*Directions for this task*
Scan the data below for the string "重点介绍什么". Show every line where it turns up.
***
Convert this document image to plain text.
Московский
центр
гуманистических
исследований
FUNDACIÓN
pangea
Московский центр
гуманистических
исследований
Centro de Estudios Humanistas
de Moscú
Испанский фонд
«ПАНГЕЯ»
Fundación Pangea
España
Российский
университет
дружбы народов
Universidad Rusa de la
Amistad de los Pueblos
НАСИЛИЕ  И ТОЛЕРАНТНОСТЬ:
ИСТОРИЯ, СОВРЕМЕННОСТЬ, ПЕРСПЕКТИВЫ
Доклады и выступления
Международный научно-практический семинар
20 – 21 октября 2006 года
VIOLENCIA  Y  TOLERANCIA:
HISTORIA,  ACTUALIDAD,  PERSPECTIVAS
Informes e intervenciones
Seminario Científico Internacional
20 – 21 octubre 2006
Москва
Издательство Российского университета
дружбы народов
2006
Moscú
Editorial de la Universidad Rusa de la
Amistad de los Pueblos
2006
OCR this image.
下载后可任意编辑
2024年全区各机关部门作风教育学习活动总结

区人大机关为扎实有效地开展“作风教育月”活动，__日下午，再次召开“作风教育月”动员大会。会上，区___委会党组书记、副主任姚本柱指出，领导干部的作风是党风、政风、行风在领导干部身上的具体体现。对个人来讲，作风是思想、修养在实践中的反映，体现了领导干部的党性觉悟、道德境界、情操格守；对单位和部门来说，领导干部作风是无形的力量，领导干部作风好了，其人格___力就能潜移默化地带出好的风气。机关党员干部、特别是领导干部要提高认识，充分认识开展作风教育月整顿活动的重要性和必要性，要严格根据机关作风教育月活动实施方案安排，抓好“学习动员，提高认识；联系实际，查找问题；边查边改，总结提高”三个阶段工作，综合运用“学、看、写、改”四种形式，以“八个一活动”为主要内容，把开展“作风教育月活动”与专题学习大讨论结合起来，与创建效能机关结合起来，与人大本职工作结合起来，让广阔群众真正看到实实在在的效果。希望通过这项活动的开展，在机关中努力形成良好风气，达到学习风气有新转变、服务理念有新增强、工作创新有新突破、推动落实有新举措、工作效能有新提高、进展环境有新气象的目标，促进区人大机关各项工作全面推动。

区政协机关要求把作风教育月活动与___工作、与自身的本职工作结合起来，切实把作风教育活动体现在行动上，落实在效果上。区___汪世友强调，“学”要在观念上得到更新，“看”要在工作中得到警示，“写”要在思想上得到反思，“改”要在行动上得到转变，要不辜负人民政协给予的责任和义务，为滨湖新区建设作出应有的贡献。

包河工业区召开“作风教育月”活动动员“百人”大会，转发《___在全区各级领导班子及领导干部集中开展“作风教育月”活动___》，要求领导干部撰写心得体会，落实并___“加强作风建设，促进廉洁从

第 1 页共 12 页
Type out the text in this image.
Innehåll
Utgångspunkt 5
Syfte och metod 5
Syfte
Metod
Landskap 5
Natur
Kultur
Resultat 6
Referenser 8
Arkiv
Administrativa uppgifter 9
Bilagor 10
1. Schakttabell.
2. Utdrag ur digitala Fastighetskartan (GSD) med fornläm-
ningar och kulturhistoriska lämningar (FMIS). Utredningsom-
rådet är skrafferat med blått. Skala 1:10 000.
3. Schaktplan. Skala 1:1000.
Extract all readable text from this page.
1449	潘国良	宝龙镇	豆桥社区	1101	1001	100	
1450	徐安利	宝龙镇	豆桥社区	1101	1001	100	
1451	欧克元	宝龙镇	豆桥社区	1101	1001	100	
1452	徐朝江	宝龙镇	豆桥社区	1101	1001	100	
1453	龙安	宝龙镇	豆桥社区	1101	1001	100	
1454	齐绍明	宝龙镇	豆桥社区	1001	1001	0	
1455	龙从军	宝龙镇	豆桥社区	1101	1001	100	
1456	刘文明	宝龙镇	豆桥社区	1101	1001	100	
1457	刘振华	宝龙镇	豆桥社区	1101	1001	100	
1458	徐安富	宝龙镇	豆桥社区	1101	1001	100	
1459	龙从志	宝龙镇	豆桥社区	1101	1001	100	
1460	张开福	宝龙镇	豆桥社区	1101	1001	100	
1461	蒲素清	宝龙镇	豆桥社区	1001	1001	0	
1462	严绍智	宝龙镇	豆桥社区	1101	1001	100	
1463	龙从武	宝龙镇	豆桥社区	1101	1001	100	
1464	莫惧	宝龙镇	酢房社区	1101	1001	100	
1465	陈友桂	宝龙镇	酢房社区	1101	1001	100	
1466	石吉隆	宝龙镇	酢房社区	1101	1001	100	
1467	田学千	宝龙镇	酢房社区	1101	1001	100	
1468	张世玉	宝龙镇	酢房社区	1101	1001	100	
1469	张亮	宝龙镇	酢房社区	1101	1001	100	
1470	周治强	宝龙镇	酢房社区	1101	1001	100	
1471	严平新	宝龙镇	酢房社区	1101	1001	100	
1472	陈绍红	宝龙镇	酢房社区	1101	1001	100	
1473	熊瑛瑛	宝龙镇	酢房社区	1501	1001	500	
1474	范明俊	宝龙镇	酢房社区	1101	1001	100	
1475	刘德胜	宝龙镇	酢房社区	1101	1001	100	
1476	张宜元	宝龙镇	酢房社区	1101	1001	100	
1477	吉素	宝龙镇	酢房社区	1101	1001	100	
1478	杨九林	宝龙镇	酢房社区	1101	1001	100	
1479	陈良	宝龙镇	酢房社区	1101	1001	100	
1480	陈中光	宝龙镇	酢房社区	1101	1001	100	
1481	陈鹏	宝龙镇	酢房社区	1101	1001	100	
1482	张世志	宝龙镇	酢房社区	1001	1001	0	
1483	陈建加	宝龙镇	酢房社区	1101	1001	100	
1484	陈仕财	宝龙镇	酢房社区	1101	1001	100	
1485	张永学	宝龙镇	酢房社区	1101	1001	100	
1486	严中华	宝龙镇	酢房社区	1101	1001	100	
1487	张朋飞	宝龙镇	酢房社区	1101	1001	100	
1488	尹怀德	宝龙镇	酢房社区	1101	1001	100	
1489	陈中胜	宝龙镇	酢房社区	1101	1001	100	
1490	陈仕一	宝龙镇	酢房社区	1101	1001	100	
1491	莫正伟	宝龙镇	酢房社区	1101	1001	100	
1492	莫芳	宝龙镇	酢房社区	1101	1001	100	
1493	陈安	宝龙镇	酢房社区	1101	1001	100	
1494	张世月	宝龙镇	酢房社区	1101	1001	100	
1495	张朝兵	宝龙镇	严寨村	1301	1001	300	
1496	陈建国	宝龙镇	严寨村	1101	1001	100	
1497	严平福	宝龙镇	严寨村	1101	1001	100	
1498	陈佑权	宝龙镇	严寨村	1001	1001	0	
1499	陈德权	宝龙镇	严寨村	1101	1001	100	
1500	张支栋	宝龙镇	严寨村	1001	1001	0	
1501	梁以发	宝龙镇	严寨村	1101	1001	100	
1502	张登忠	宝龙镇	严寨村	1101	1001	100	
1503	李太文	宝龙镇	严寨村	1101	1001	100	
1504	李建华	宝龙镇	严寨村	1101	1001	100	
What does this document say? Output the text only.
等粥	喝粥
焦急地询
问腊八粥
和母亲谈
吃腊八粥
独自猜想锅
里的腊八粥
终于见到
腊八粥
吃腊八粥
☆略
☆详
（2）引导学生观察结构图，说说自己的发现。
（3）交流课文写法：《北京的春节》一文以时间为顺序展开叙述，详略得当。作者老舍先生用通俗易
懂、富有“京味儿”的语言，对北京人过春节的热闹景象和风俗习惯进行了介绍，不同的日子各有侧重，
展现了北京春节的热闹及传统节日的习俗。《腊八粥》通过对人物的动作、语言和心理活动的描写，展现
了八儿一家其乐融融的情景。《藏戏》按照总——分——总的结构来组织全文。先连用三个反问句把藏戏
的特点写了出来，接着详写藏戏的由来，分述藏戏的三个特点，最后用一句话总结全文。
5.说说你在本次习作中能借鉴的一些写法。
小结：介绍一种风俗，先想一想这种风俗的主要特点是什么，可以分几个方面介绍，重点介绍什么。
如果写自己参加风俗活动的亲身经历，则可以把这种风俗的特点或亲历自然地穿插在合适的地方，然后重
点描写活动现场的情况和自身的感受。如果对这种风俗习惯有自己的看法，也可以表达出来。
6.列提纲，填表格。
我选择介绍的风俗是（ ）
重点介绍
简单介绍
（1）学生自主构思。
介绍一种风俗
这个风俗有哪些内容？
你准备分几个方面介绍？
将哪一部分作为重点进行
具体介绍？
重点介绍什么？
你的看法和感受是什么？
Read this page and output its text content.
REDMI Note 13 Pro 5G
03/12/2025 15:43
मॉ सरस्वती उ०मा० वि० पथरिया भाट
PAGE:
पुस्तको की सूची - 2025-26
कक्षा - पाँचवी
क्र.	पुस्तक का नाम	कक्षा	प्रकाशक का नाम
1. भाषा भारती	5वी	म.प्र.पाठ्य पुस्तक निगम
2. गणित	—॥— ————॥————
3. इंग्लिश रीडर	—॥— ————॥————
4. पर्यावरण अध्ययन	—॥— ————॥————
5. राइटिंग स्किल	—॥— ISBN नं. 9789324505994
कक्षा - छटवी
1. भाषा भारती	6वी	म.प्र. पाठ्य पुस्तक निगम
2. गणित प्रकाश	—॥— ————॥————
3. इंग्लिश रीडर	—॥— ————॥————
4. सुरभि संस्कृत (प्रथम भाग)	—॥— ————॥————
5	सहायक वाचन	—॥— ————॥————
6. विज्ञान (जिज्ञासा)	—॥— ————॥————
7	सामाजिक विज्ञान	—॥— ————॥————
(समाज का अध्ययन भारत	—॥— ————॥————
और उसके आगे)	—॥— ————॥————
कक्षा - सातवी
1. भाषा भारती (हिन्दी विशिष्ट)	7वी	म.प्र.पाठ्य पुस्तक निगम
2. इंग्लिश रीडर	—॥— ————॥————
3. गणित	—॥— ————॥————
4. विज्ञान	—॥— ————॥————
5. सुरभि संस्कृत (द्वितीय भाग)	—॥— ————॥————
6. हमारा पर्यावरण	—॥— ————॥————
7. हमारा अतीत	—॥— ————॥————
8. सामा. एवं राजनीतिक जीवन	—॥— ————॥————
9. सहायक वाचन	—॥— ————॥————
***
*Result of the exercise*
小结：介绍一种风俗，先想一想这种风俗的主要特点是什么，可以分几个方面介绍，重点介绍什么。
重点介绍什么？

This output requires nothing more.